PROBLEM 1 —
In the airport transcript, transcribe everything from "The DAA is progressing" down to "transform Dublin Airport.".
PROBLEM 2 —
Answer these questions from the airport transcript.
(a) About how much will the DAA invest to transform Dublin Airport between now and 2009?
(b) What split in passenger traffic between DAA-controlled airports and non-State airports is mentioned?
(c) Which airline dropped the Shannon-Heathrow service?

┌─ TEXT PROVIDED

We referred earlier to the airport package. Another regulated part is the action plan for airport capacity and safety in Europe. We retain some concerns that the underlying approach in the two papers is not consistent. The directive focuses on measures to keep costs down in order to sweat assets. In contrast, the action plan is directed to ensuring there is adequate capacity to meet future demand so that airports can grow in line with the Lisbon Agenda. However, the draft directive does not explicitly make provision for adequate investment in infrastructure for the future while the action plan does not specify that expansion costs need to be recouped by commercial operators. We believe that in such legislation the future development of appropriate infrastructure at airports must be safeguarded in the interests of the economic communities which they serve - regional, national and Europe-wide - and for the protection of the Irish economy.

The DAA is progressing its investment plans at Dublin in a cost-effective and efficient manner. Pier D and Area 14 are the first steps. We believe that following a period of under-investment, and resultant difficultly for passengers as well as congestion at the airport, we are now set on an investment programme of approximately €1.2 billion between now and 2009 to transform Dublin Airport.

I thank Mr. Cussen for that detailed presentation. I congratulate Mr. Grealis on the great job being done at Ireland West Airport and the enhanced services being provided. From a business perspective, Mr. Grealis referred to the 95%-5% split in passenger traffic between DAA-controlled airports and non-State airports. Given that restriction and with the major dominance being on the east coast, does Mr. Grealis see the advantage of using hub airports, which are used by many airlines? Do the airline operators have too much power vis-à-vis the airport companies? Are the airports subservient to the airlines?

Mr. Robert Grealis

The reality is that the market is dominated by the airlines rather than the airports and this is very much the case at the smaller airports, as noted by the representative of the Dublin Airport Authority. The larger airport groups that serve the major capital cities and hubs, such as Dublin or BAA airports in the UK, are in a better position to negotiate terms and conditions with airlines and to attract routes because those destinations are attractive in themselves. It is far more difficult to attract airlines to serve peripheral regions on a commercial basis.

We have seen evidence of this in recent times with the loss of the Shannon-Heathrow service, where Aer Lingus decided that it was not as commercially profitable as other opportunities that presented themselves. We view this as a concern as it was a commercially viable route but it was not commercially viable enough. As a regional airport, this is an issue we strive against all the time. While we can prove a market demand and that a route would be viable for an airline, other more profitable alternatives are available to those airlines within Europe.

└─
┌─ EXTRACTED DATA

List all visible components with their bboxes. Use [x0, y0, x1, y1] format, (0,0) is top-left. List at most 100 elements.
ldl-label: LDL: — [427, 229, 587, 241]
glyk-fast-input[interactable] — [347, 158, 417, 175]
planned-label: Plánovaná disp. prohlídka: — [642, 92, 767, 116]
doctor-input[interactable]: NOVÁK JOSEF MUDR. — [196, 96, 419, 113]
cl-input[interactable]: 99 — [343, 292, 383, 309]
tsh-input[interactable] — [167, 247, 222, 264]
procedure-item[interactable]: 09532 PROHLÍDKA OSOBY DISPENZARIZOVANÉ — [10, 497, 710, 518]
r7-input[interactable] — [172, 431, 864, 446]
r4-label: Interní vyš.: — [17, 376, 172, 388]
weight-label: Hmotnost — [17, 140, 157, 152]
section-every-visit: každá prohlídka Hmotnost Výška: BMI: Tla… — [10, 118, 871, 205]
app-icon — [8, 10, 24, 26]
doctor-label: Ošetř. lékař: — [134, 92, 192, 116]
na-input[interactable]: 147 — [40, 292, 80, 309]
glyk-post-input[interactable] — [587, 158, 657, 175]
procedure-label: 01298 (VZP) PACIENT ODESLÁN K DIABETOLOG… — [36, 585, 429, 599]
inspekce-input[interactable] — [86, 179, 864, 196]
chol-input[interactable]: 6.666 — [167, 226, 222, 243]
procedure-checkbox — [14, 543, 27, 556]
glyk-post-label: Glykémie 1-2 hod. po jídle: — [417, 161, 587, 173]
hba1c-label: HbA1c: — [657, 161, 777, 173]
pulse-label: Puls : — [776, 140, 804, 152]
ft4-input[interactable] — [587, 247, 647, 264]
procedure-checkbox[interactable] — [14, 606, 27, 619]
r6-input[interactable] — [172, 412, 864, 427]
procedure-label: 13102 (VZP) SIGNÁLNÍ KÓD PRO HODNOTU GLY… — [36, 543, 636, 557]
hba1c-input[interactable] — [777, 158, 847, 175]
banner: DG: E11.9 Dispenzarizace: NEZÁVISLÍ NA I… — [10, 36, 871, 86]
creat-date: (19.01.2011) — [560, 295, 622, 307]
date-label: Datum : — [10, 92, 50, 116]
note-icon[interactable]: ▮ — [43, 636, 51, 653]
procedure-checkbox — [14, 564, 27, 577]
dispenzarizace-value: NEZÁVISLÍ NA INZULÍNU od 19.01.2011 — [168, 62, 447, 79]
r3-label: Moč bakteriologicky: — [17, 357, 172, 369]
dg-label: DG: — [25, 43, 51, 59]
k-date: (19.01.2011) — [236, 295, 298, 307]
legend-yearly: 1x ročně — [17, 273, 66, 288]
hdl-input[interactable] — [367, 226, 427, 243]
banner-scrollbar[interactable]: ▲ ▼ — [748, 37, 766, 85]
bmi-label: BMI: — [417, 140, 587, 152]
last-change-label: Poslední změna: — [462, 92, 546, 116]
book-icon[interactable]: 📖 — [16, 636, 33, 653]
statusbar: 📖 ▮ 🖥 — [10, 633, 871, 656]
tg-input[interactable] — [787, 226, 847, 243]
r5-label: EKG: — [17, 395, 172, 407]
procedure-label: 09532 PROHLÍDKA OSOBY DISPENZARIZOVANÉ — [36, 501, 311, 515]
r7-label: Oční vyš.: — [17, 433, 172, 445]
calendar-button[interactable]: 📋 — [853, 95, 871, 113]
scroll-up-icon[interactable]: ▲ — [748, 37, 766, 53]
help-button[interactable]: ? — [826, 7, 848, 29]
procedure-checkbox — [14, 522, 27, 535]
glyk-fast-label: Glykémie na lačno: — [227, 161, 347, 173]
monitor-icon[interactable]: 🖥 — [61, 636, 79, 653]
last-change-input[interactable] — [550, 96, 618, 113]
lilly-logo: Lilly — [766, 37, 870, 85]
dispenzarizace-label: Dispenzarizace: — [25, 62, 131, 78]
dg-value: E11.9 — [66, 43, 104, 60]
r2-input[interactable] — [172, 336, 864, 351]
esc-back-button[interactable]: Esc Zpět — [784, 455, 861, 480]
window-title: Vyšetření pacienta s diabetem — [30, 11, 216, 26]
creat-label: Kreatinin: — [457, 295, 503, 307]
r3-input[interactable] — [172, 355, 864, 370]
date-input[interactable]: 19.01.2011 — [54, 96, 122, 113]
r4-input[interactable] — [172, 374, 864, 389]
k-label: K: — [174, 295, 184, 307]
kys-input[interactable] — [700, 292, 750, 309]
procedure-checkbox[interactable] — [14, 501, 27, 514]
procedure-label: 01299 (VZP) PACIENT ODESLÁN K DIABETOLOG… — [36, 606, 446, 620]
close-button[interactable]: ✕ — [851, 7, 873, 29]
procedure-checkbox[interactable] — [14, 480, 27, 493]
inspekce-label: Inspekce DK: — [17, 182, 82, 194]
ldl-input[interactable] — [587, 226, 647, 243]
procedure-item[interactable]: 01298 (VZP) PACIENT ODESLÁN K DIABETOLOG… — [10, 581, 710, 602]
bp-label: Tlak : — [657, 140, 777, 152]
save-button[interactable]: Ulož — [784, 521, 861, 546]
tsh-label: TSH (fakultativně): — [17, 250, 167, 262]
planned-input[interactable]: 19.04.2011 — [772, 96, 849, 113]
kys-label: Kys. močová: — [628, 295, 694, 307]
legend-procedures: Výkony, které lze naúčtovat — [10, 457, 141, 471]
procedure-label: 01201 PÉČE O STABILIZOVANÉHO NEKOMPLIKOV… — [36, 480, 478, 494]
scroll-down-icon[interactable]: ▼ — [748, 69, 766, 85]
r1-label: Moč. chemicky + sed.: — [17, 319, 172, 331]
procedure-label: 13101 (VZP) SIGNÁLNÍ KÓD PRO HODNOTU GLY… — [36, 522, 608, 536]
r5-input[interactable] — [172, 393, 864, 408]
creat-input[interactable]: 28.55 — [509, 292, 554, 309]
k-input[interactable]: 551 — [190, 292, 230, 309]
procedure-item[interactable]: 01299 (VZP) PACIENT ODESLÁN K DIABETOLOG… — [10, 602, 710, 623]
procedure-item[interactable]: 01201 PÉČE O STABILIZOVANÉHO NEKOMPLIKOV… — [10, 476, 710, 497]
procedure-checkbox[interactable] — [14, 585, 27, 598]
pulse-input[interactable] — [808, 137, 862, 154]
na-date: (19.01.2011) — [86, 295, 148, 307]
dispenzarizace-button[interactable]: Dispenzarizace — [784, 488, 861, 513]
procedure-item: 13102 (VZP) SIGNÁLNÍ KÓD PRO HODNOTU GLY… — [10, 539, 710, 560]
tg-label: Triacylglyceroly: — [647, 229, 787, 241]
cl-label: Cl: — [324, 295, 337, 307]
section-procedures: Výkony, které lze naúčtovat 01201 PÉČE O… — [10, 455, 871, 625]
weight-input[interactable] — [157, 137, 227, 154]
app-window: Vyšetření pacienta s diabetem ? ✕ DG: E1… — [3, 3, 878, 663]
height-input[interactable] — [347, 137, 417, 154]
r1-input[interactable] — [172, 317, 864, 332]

└─

EXPECTED OUTPUT 1 —
The DAA is progressing its investment plans at Dublin in a cost-effective and efficient manner. Pier D and Area 14 are the first steps. We believe that following a period of under-investment, and resultant difficultly for passengers as well as congestion at the airport, we are now set on an investment programme of approximately €1.2 billion between now and 2009 to transform Dublin Airport.

EXPECTED OUTPUT 2 —
(a) Approximately €1.2 billion.
(b) A 95%-5% split.
(c) Aer Lingus.